Given problem.
Only lines with the string "Theoretical" matter here; gather them from the material below.

— START OF Data to process —

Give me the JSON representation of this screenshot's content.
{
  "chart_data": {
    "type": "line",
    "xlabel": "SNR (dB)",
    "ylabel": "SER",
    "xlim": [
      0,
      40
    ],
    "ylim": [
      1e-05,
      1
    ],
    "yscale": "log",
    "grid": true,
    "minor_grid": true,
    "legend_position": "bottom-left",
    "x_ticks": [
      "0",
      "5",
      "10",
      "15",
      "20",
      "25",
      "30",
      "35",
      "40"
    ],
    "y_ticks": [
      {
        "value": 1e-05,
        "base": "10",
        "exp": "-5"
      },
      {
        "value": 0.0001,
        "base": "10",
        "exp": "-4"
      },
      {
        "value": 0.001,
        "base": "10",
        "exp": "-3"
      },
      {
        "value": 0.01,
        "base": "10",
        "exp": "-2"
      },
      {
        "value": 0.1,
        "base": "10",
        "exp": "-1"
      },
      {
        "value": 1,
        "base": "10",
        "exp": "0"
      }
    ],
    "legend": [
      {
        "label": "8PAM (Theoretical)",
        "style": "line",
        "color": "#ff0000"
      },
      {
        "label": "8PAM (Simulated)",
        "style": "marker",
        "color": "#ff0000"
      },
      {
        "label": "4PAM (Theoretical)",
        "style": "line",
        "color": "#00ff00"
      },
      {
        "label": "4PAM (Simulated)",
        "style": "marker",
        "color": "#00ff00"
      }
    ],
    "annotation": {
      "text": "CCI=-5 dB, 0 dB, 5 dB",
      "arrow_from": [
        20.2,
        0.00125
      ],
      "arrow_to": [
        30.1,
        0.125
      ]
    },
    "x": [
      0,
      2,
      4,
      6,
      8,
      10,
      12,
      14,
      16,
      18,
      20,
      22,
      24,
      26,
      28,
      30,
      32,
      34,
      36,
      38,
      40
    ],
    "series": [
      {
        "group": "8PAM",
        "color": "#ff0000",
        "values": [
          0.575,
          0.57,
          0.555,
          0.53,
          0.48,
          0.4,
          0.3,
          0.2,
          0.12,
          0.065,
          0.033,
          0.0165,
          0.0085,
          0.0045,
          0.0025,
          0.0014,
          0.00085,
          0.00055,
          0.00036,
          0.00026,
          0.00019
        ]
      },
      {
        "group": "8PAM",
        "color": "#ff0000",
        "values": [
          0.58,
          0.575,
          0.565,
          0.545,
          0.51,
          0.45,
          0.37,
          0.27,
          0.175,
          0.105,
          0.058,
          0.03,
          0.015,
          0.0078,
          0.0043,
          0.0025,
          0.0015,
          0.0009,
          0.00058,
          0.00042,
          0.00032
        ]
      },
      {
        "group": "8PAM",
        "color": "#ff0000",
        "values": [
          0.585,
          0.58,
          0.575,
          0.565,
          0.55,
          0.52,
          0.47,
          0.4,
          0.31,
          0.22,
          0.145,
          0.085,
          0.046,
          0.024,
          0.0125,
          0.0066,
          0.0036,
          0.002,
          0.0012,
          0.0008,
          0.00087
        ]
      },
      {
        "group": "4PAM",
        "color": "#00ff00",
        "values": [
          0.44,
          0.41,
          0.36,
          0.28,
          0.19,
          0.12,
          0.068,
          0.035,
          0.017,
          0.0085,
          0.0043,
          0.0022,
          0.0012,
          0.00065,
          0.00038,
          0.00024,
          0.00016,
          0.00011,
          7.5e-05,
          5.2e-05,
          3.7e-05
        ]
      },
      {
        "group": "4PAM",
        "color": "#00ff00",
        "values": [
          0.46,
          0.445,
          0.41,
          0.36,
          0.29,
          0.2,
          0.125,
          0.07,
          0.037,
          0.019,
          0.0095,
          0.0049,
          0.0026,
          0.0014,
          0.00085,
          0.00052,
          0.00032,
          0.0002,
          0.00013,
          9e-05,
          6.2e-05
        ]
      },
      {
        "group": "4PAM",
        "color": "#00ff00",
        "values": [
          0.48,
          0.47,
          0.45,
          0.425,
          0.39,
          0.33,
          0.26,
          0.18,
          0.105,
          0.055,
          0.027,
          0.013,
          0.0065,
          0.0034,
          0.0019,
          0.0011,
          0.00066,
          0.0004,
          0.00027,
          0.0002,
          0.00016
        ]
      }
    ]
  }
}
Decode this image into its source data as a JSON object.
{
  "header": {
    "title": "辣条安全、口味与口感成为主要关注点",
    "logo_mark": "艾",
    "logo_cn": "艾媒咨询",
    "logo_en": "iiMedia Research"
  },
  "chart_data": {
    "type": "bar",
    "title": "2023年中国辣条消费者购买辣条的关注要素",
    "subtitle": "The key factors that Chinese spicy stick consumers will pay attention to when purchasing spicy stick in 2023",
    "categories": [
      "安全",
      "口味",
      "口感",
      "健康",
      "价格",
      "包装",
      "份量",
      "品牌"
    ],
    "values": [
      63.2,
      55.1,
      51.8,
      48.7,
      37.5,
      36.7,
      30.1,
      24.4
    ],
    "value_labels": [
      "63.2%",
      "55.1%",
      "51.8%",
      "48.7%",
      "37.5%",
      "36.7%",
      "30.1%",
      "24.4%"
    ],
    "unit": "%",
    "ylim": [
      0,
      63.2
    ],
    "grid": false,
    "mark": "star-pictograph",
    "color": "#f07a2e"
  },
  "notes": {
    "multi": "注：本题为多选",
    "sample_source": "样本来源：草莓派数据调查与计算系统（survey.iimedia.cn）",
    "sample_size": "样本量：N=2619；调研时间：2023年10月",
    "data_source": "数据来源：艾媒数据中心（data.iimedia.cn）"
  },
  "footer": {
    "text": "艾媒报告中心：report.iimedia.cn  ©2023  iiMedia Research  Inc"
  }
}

— END OF Data to process —

Response.
        "label": "8PAM (Theoretical)",
        "label": "4PAM (Theoretical)",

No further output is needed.